RECORD LIST:
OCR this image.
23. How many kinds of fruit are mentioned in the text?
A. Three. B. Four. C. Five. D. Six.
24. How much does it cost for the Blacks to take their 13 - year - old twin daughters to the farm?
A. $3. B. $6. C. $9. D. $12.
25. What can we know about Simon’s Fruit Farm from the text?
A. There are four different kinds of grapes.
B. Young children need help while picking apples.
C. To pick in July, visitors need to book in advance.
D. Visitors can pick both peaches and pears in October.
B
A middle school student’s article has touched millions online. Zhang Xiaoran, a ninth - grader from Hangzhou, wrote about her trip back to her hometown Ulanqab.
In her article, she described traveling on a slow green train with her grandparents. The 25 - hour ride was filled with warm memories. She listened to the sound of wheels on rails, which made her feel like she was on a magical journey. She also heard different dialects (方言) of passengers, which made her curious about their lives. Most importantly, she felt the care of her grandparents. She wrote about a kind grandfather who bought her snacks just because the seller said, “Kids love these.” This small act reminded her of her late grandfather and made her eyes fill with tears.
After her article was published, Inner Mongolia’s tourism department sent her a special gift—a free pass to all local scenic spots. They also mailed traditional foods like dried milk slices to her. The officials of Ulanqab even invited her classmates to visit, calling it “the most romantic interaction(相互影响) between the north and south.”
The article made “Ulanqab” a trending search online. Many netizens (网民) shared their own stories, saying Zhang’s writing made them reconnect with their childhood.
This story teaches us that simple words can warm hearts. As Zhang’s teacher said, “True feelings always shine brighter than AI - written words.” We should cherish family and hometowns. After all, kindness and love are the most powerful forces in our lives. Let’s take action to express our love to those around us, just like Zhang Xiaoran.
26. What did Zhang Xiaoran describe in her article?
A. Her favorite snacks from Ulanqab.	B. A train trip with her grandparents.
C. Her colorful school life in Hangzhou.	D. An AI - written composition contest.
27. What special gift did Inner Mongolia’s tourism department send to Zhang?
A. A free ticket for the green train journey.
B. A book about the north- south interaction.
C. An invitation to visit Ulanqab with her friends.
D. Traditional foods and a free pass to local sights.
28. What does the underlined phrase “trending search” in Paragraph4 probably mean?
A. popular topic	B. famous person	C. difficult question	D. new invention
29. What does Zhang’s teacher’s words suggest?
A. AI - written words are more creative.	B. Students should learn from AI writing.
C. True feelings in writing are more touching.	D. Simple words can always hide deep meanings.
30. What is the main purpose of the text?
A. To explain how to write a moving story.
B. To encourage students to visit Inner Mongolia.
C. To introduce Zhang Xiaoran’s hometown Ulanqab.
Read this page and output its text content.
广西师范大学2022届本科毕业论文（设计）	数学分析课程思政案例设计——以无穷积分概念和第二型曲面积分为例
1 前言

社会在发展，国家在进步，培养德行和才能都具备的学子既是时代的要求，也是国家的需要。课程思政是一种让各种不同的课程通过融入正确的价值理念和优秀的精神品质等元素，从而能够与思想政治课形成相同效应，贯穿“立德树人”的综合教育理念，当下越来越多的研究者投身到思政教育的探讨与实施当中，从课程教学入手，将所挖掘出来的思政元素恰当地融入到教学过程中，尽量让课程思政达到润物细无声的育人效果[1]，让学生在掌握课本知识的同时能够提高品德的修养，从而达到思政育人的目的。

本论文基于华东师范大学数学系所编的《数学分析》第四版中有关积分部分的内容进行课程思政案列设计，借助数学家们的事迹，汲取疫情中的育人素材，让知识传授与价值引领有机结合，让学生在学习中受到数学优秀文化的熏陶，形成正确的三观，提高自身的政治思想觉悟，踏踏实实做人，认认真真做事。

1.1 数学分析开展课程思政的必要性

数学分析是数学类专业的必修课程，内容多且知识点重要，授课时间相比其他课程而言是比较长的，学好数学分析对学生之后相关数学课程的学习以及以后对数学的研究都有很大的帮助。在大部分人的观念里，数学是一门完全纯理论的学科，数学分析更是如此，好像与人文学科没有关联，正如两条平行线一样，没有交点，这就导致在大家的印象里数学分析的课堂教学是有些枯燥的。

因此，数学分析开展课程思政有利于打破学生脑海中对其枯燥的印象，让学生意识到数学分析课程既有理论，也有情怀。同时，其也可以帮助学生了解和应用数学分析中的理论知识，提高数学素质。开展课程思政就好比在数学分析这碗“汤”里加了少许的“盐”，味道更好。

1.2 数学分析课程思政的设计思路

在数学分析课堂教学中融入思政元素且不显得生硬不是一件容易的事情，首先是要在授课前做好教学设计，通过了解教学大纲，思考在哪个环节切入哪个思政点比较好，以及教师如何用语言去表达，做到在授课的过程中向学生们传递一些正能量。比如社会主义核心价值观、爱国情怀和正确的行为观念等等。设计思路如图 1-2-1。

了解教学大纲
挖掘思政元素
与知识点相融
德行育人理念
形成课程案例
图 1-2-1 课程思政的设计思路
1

---

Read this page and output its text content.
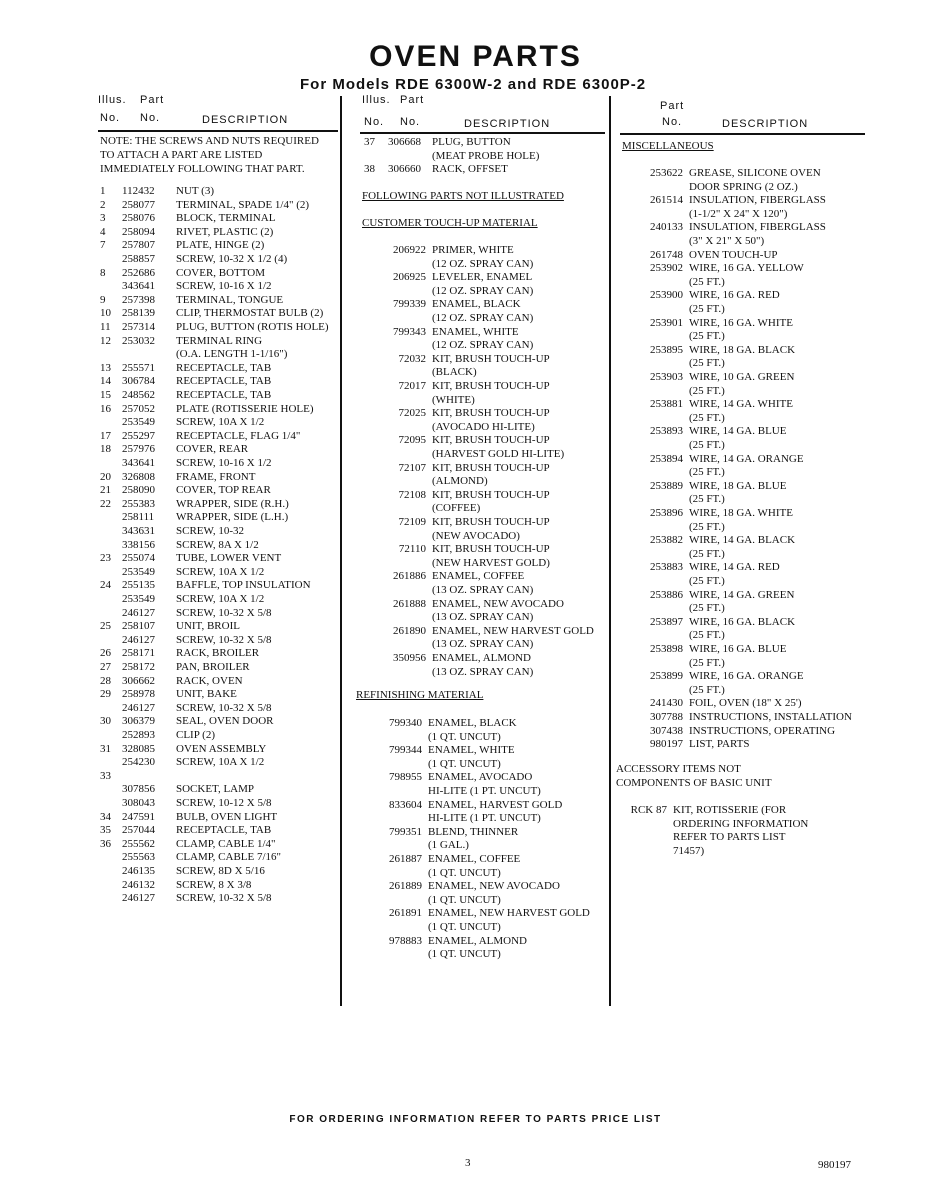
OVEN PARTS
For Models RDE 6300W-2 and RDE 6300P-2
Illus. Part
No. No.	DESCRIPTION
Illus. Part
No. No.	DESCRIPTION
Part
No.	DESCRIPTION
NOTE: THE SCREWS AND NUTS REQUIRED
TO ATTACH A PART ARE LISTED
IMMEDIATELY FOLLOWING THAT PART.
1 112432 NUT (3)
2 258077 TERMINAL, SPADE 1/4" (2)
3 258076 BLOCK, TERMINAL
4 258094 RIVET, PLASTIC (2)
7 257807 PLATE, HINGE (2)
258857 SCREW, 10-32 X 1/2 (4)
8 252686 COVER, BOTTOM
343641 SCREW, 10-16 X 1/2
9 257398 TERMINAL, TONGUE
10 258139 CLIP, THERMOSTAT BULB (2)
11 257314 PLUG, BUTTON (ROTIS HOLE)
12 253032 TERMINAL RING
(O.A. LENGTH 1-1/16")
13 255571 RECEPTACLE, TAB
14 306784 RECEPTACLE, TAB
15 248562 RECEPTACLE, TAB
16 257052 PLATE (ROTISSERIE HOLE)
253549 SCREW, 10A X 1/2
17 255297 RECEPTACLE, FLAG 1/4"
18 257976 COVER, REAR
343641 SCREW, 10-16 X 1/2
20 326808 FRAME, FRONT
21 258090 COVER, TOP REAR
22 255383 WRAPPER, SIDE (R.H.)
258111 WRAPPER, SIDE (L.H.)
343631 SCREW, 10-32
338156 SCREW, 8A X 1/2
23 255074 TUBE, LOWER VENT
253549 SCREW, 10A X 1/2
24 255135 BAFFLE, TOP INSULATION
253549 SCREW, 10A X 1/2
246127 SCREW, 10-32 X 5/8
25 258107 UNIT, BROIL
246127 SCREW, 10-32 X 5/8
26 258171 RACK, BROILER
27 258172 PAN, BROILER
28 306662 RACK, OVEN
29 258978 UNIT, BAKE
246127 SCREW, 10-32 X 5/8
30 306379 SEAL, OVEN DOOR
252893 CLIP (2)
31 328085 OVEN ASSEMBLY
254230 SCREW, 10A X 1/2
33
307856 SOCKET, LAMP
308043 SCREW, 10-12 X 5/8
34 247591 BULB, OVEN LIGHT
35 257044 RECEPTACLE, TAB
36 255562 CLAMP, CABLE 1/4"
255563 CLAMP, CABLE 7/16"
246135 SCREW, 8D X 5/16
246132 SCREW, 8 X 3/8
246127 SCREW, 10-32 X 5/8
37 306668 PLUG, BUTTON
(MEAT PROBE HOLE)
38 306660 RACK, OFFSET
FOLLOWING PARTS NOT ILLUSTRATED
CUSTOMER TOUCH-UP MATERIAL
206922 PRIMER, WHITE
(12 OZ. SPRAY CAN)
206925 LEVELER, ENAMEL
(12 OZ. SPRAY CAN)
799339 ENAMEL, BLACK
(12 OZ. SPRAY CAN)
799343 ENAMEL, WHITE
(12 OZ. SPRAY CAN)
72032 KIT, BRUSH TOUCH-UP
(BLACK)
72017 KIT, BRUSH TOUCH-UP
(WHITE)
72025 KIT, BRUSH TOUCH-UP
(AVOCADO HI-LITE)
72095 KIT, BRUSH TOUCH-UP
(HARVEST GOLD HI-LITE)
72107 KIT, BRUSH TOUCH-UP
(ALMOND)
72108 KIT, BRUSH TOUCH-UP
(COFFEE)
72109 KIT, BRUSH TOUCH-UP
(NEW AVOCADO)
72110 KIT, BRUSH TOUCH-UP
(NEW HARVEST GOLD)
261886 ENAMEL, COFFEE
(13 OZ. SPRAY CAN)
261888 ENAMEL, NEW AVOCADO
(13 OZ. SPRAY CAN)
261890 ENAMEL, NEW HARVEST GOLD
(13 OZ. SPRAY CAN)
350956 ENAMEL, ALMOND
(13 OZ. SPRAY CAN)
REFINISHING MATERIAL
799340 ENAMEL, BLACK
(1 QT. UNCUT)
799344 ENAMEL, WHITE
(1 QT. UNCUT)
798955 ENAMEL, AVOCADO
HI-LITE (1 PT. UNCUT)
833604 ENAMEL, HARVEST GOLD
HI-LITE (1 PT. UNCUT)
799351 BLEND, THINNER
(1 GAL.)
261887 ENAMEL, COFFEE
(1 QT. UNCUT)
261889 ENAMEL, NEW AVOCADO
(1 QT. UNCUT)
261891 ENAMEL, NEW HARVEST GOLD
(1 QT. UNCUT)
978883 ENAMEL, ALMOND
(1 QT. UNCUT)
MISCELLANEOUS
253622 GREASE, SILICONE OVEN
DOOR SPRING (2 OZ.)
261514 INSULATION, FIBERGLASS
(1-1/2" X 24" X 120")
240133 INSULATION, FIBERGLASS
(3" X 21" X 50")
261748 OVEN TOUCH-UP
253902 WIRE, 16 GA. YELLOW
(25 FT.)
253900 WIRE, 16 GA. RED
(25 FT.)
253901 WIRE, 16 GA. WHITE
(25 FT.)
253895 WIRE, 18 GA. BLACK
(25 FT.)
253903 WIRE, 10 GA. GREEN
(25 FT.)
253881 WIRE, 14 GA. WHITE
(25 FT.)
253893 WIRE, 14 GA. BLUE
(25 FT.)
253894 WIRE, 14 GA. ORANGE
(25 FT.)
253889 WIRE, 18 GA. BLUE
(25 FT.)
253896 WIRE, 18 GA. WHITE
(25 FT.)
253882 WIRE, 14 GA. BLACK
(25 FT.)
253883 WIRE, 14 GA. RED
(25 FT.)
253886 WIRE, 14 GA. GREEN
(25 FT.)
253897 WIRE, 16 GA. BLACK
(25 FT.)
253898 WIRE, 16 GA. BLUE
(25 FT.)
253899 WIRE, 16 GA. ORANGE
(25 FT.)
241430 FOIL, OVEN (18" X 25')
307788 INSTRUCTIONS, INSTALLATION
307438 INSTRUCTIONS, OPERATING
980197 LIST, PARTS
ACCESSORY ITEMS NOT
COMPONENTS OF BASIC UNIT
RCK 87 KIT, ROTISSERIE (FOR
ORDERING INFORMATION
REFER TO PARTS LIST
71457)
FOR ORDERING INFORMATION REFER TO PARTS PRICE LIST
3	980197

GOAL:
Tally the lines of the preceding listing in which the word "ALMOND" appears; state nothing but the total.

ANSWER BELOW:
3